◆ REQUIREMENTS
Take each line containing the word "this" and copy it.

◆ THE RECORDS
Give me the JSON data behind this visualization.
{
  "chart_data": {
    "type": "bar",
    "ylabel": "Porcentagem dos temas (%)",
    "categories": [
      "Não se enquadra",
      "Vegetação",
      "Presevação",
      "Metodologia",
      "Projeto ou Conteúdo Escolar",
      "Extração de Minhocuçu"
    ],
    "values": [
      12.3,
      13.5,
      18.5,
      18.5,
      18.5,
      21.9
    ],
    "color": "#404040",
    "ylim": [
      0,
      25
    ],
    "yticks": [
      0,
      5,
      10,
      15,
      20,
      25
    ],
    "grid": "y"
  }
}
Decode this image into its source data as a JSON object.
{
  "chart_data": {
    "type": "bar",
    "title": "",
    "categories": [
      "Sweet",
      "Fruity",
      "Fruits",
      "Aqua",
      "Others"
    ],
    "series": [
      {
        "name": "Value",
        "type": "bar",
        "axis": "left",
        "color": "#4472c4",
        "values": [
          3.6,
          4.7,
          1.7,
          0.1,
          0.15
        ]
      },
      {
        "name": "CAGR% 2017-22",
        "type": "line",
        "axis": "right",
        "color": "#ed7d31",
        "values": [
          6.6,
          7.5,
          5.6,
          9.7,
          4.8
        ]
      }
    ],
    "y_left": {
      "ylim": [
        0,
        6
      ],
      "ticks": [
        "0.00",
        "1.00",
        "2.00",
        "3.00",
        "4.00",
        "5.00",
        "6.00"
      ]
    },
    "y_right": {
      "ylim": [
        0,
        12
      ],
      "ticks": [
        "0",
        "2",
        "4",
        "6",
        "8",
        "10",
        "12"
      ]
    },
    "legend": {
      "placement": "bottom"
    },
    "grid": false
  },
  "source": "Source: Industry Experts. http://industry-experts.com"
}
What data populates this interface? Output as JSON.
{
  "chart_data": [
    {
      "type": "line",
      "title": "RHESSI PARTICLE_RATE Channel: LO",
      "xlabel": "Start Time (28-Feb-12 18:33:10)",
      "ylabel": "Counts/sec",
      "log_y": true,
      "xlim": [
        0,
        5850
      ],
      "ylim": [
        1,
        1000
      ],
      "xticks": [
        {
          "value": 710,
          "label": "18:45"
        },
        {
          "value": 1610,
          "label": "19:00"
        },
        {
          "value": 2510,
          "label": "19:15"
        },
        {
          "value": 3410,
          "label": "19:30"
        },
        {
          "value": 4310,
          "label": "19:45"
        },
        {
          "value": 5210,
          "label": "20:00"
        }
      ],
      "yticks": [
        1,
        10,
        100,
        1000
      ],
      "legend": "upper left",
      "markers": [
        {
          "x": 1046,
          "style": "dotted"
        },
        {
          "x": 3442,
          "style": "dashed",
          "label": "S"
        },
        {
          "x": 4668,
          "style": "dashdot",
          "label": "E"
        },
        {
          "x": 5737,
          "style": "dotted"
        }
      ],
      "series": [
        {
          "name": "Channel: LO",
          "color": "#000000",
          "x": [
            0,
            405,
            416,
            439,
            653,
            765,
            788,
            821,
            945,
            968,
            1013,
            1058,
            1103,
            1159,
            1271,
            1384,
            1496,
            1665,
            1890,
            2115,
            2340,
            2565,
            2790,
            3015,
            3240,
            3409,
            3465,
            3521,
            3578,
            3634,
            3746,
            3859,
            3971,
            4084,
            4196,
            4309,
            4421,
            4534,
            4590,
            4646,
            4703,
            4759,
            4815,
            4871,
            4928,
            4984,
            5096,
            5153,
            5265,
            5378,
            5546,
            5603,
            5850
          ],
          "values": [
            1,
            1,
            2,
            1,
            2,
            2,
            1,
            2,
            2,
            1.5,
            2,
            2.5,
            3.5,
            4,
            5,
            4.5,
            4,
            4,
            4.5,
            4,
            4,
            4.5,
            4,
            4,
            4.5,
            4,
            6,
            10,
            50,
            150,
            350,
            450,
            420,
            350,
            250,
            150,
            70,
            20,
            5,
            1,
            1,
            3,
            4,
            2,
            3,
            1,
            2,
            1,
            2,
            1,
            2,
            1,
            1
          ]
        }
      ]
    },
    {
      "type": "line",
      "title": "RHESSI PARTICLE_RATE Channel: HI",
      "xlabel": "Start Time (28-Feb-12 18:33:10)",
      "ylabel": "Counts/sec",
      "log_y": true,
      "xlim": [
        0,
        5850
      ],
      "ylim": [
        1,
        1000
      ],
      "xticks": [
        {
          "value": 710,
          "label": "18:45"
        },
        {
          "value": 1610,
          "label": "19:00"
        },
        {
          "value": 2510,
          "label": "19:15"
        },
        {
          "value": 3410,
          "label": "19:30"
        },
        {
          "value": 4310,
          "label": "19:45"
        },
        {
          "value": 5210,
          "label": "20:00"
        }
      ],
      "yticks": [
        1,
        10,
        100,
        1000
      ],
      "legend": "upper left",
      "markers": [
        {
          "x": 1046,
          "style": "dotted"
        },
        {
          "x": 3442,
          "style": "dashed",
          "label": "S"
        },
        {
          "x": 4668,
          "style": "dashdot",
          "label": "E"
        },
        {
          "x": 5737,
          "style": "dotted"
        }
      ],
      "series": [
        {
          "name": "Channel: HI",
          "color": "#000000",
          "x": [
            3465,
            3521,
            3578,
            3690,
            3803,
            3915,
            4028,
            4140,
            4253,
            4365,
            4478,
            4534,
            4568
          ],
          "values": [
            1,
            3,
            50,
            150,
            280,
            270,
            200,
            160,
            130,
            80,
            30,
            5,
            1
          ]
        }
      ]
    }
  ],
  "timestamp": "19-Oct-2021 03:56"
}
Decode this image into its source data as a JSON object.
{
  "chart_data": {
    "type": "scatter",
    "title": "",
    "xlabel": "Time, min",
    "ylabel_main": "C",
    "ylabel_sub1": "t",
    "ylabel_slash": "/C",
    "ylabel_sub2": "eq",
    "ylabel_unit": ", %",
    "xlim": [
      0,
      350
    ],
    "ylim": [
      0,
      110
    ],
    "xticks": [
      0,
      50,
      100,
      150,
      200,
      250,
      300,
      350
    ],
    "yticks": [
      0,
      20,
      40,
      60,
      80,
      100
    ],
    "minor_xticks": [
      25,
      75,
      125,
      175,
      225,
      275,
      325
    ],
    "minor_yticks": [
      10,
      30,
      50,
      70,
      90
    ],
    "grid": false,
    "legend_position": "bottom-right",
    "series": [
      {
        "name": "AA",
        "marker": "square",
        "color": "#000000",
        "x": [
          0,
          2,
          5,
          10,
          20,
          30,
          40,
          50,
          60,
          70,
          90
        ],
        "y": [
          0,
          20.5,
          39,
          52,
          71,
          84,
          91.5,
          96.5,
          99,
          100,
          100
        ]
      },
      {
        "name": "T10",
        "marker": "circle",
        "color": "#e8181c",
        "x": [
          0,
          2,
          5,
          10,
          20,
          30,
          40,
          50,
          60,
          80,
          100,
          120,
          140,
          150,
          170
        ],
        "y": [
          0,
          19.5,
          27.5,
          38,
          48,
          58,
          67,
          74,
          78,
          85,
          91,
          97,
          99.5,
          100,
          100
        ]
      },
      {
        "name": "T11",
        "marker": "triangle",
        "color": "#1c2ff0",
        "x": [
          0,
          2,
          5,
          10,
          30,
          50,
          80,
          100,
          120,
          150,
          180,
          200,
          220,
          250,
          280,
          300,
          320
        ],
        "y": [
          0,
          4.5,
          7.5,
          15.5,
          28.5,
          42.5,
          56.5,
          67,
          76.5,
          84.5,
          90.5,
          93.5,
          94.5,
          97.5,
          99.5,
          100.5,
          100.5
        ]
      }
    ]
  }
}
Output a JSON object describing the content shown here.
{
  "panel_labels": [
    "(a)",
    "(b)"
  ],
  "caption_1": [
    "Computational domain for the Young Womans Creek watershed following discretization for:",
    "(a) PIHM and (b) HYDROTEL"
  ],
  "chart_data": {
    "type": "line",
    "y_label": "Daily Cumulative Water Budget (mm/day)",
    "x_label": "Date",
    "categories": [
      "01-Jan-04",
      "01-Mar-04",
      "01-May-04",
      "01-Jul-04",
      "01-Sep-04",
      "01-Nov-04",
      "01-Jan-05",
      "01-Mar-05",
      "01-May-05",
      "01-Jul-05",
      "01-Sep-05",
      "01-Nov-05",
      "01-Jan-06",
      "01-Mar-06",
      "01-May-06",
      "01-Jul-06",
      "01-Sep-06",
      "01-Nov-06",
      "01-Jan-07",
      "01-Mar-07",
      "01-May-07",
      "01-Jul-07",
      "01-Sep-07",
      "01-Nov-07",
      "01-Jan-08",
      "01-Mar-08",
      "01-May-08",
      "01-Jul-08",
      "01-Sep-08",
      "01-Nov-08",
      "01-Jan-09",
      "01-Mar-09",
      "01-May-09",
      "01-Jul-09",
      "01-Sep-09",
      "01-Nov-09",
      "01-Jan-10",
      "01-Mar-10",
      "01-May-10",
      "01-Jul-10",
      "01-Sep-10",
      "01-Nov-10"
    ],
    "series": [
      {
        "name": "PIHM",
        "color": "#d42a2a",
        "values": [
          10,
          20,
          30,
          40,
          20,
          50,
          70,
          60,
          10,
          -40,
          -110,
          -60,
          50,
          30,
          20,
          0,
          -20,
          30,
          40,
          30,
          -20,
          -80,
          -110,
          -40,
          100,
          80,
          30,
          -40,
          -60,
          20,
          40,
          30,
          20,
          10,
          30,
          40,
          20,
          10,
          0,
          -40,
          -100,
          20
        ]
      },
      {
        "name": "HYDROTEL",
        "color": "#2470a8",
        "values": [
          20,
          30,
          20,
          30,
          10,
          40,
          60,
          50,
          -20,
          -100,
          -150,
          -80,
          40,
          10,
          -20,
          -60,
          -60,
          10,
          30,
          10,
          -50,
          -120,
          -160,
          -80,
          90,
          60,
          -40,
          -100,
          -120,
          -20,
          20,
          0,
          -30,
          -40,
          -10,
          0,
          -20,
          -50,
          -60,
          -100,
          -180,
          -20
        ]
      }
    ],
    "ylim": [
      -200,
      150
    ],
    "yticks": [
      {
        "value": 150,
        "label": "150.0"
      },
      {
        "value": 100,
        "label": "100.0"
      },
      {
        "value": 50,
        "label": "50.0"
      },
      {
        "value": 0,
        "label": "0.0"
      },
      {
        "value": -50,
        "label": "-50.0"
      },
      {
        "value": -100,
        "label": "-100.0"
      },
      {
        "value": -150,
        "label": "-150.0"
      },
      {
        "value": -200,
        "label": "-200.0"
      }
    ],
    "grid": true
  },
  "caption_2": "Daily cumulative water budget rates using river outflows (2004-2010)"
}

◆ EXPECTED OUTPUT
Give me the JSON data behind this visualization.
Decode this image into its source data as a JSON object.
What data populates this interface? Output as JSON.
Decode this image into its source data as a JSON object.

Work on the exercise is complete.